#### Provided records:
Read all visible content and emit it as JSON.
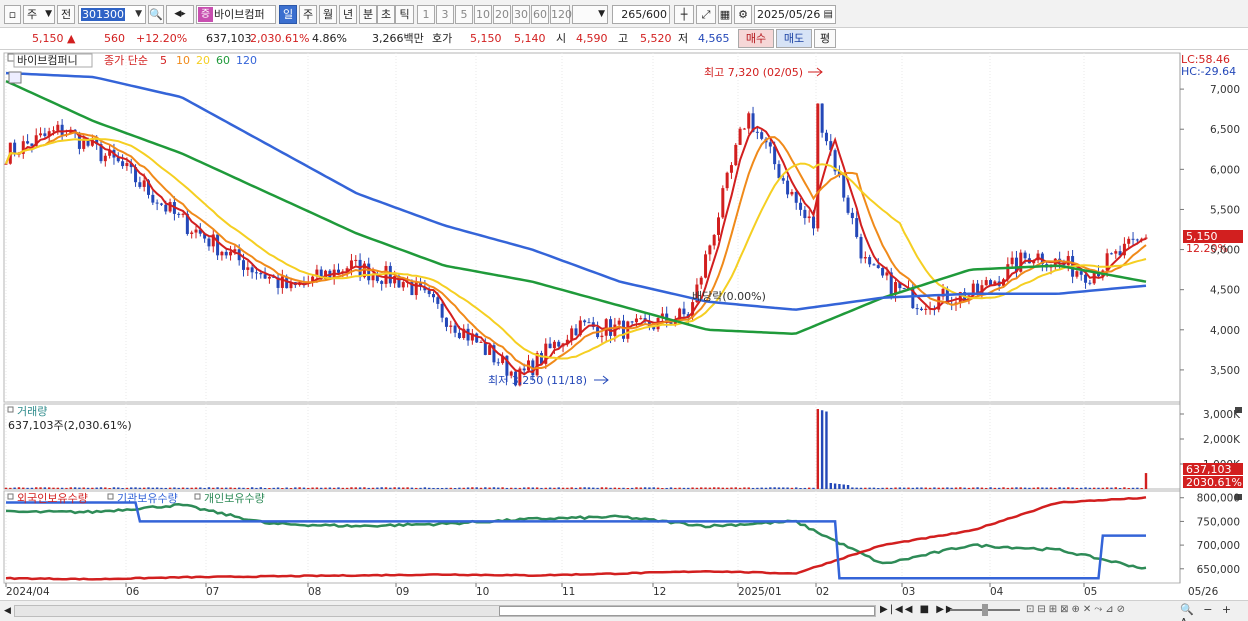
{
  "toolbar": {
    "market": "주",
    "prev": "전",
    "code": "301300",
    "name": "바이브컴퍼",
    "name_tag": "증",
    "periods": [
      "일",
      "주",
      "월",
      "년",
      "분",
      "초",
      "틱"
    ],
    "active_period": "일",
    "intervals": [
      "1",
      "3",
      "5",
      "10",
      "20",
      "30",
      "60",
      "120"
    ],
    "count": "265",
    "count_total": "/600",
    "date": "2025/05/26"
  },
  "quote": {
    "price": "5,150",
    "change": "560",
    "change_pct": "+12.20%",
    "volume": "637,103",
    "volume_pct": "2,030.61%",
    "turnover_pct": "4.86%",
    "amount": "3,266백만",
    "hoga_label": "호가",
    "ask": "5,150",
    "bid": "5,140",
    "open_label": "시",
    "open": "4,590",
    "high_label": "고",
    "high": "5,520",
    "low_label": "저",
    "low": "4,565",
    "buy_btn": "매수",
    "sell_btn": "매도",
    "eval_btn": "평"
  },
  "price_panel": {
    "legend_name": "바이브컴퍼니",
    "legend_type": "종가 단순",
    "ma_labels": [
      "5",
      "10",
      "20",
      "60",
      "120"
    ],
    "ma_colors": [
      "#d21f1f",
      "#f08a1a",
      "#f5cf22",
      "#1f9a3a",
      "#3464d8"
    ],
    "lc": "LC:58.46",
    "hc": "HC:-29.64",
    "high_annot": "최고 7,320 (02/05)",
    "low_annot": "최저 3,250 (11/18)",
    "event_annot": "배당락(0.00%)",
    "last_price_badge": "5,150",
    "last_pct_badge": "12.20%",
    "y_ticks": [
      "7,000",
      "6,500",
      "6,000",
      "5,500",
      "5,000",
      "4,500",
      "4,000",
      "3,500"
    ]
  },
  "volume_panel": {
    "title": "거래량",
    "value": "637,103주(2,030.61%)",
    "y_ticks": [
      "3,000K",
      "2,000K",
      "1,000K"
    ],
    "badge_value": "637,103",
    "badge_pct": "2030.61%"
  },
  "holding_panel": {
    "legend": [
      "외국인보유수량",
      "기관보유수량",
      "개인보유수량"
    ],
    "colors": [
      "#d21f1f",
      "#3464d8",
      "#2e8b57"
    ],
    "y_ticks": [
      "800,000",
      "750,000",
      "700,000",
      "650,000"
    ]
  },
  "x_axis": [
    "2024/04",
    "06",
    "07",
    "08",
    "09",
    "10",
    "11",
    "12",
    "2025/01",
    "02",
    "03",
    "04",
    "05",
    "05/26"
  ],
  "chart_data": {
    "type": "line",
    "title": "",
    "price_series": [
      {
        "name": "5",
        "color": "#d21f1f"
      },
      {
        "name": "10",
        "color": "#f08a1a"
      },
      {
        "name": "20",
        "color": "#f5cf22"
      },
      {
        "name": "60",
        "color": "#1f9a3a"
      },
      {
        "name": "120",
        "color": "#3464d8"
      }
    ],
    "x": [
      "2024/04",
      "06",
      "07",
      "08",
      "09",
      "10",
      "11",
      "12",
      "2025/01",
      "02",
      "03",
      "04",
      "05",
      "05/26"
    ],
    "close_approx": [
      6200,
      6500,
      6050,
      5400,
      4900,
      4500,
      4800,
      4600,
      4000,
      3400,
      4050,
      4000,
      4200,
      6700,
      5400,
      4800,
      4350,
      4450,
      4950,
      4700,
      5150
    ],
    "ma120_approx": [
      7200,
      7150,
      6900,
      6300,
      5700,
      5300,
      5000,
      4600,
      4350,
      4250,
      4400,
      4450,
      4450,
      4550
    ],
    "ma60_approx": [
      7100,
      6600,
      6200,
      5700,
      5200,
      4800,
      4600,
      4300,
      4000,
      3950,
      4400,
      4750,
      4800,
      4600
    ],
    "high": {
      "value": 7320,
      "date": "02/05"
    },
    "low": {
      "value": 3250,
      "date": "11/18"
    },
    "last": 5150,
    "ylim": [
      3100,
      7450
    ],
    "volume_last": 637103,
    "volume_peak_approx": 3200000,
    "holding_ylim": [
      620000,
      810000
    ],
    "foreign_holding_approx": [
      630000,
      628000,
      632000,
      634000,
      636000,
      638000,
      636000,
      640000,
      645000,
      640000,
      700000,
      730000,
      790000,
      800000
    ],
    "institution_holding_approx": [
      790000,
      790000,
      750000,
      750000,
      750000,
      750000,
      750000,
      750000,
      750000,
      750000,
      630000,
      630000,
      630000,
      720000
    ],
    "individual_holding_approx": [
      770000,
      770000,
      785000,
      745000,
      740000,
      745000,
      755000,
      760000,
      740000,
      750000,
      660000,
      700000,
      690000,
      650000
    ]
  }
}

#### Written task:
Write out each line of the data exactly; the images should be left out.

#### Response:
Read all visible content and emit it as JSON.
{
  "toolbar": {
    "market": "주",
    "prev": "전",
    "code": "301300",
    "name": "바이브컴퍼",
    "name_tag": "증",
    "periods": [
      "일",
      "주",
      "월",
      "년",
      "분",
      "초",
      "틱"
    ],
    "active_period": "일",
    "intervals": [
      "1",
      "3",
      "5",
      "10",
      "20",
      "30",
      "60",
      "120"
    ],
    "count": "265",
    "count_total": "/600",
    "date": "2025/05/26"
  },
  "quote": {
    "price": "5,150",
    "change": "560",
    "change_pct": "+12.20%",
    "volume": "637,103",
    "volume_pct": "2,030.61%",
    "turnover_pct": "4.86%",
    "amount": "3,266백만",
    "hoga_label": "호가",
    "ask": "5,150",
    "bid": "5,140",
    "open_label": "시",
    "open": "4,590",
    "high_label": "고",
    "high": "5,520",
    "low_label": "저",
    "low": "4,565",
    "buy_btn": "매수",
    "sell_btn": "매도",
    "eval_btn": "평"
  },
  "price_panel": {
    "legend_name": "바이브컴퍼니",
    "legend_type": "종가 단순",
    "ma_labels": [
      "5",
      "10",
      "20",
      "60",
      "120"
    ],
    "ma_colors": [
      "#d21f1f",
      "#f08a1a",
      "#f5cf22",
      "#1f9a3a",
      "#3464d8"
    ],
    "lc": "LC:58.46",
    "hc": "HC:-29.64",
    "high_annot": "최고 7,320 (02/05)",
    "low_annot": "최저 3,250 (11/18)",
    "event_annot": "배당락(0.00%)",
    "last_price_badge": "5,150",
    "last_pct_badge": "12.20%",
    "y_ticks": [
      "7,000",
      "6,500",
      "6,000",
      "5,500",
      "5,000",
      "4,500",
      "4,000",
      "3,500"
    ]
  },
  "volume_panel": {
    "title": "거래량",
    "value": "637,103주(2,030.61%)",
    "y_ticks": [
      "3,000K",
      "2,000K",
      "1,000K"
    ],
    "badge_value": "637,103",
    "badge_pct": "2030.61%"
  },
  "holding_panel": {
    "legend": [
      "외국인보유수량",
      "기관보유수량",
      "개인보유수량"
    ],
    "colors": [
      "#d21f1f",
      "#3464d8",
      "#2e8b57"
    ],
    "y_ticks": [
      "800,000",
      "750,000",
      "700,000",
      "650,000"
    ]
  },
  "x_axis": [
    "2024/04",
    "06",
    "07",
    "08",
    "09",
    "10",
    "11",
    "12",
    "2025/01",
    "02",
    "03",
    "04",
    "05",
    "05/26"
  ],
  "chart_data": {
    "type": "line",
    "title": "",
    "price_series": [
      {
        "name": "5",
        "color": "#d21f1f"
      },
      {
        "name": "10",
        "color": "#f08a1a"
      },
      {
        "name": "20",
        "color": "#f5cf22"
      },
      {
        "name": "60",
        "color": "#1f9a3a"
      },
      {
        "name": "120",
        "color": "#3464d8"
      }
    ],
    "x": [
      "2024/04",
      "06",
      "07",
      "08",
      "09",
      "10",
      "11",
      "12",
      "2025/01",
      "02",
      "03",
      "04",
      "05",
      "05/26"
    ],
    "close_approx": [
      6200,
      6500,
      6050,
      5400,
      4900,
      4500,
      4800,
      4600,
      4000,
      3400,
      4050,
      4000,
      4200,
      6700,
      5400,
      4800,
      4350,
      4450,
      4950,
      4700,
      5150
    ],
    "ma120_approx": [
      7200,
      7150,
      6900,
      6300,
      5700,
      5300,
      5000,
      4600,
      4350,
      4250,
      4400,
      4450,
      4450,
      4550
    ],
    "ma60_approx": [
      7100,
      6600,
      6200,
      5700,
      5200,
      4800,
      4600,
      4300,
      4000,
      3950,
      4400,
      4750,
      4800,
      4600
    ],
    "high": {
      "value": 7320,
      "date": "02/05"
    },
    "low": {
      "value": 3250,
      "date": "11/18"
    },
    "last": 5150,
    "ylim": [
      3100,
      7450
    ],
    "volume_last": 637103,
    "volume_peak_approx": 3200000,
    "holding_ylim": [
      620000,
      810000
    ],
    "foreign_holding_approx": [
      630000,
      628000,
      632000,
      634000,
      636000,
      638000,
      636000,
      640000,
      645000,
      640000,
      700000,
      730000,
      790000,
      800000
    ],
    "institution_holding_approx": [
      790000,
      790000,
      750000,
      750000,
      750000,
      750000,
      750000,
      750000,
      750000,
      750000,
      630000,
      630000,
      630000,
      720000
    ],
    "individual_holding_approx": [
      770000,
      770000,
      785000,
      745000,
      740000,
      745000,
      755000,
      760000,
      740000,
      750000,
      660000,
      700000,
      690000,
      650000
    ]
  }
}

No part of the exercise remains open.